- **Goal of the exercise**: Count only the lines of the records that hold "Elita", then give the number without any other words.

>> begin Given data

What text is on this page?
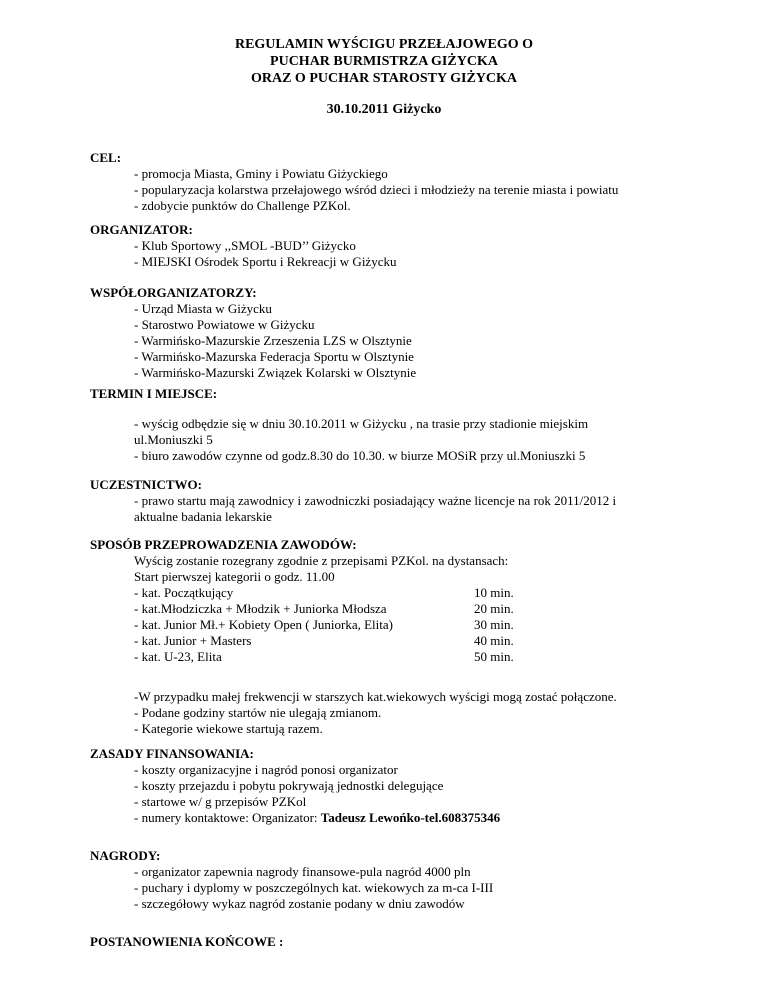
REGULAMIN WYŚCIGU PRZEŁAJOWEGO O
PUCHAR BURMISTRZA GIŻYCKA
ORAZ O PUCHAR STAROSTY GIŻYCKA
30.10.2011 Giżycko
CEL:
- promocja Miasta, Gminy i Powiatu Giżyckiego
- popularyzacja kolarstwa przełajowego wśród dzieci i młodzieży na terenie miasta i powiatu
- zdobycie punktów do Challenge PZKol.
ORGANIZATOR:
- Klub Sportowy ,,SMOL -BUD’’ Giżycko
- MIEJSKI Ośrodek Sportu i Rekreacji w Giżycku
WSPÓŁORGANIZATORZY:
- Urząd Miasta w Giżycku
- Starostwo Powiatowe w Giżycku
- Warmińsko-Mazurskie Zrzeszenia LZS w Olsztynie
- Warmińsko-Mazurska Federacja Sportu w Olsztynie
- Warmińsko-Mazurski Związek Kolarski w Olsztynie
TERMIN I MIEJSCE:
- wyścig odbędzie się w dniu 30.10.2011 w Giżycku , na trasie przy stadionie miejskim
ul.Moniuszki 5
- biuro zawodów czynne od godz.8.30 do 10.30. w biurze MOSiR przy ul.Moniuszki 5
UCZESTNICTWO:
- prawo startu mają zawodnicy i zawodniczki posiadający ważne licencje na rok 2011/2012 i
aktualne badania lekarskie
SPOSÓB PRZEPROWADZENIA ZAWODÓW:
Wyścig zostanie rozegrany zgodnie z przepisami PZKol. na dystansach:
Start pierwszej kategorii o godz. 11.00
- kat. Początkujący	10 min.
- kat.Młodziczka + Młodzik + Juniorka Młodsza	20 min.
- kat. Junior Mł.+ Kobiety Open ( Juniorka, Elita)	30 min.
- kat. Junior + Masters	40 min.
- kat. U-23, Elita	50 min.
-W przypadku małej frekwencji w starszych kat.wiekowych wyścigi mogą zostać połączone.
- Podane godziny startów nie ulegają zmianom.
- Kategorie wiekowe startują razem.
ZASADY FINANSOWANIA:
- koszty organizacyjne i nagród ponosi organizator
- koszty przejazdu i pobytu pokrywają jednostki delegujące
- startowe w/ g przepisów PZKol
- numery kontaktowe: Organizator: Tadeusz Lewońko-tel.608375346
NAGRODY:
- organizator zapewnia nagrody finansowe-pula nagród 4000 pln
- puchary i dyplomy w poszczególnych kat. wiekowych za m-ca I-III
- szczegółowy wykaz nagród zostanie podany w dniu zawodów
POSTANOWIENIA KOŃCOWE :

>> end Given data

- **Right answer**: 2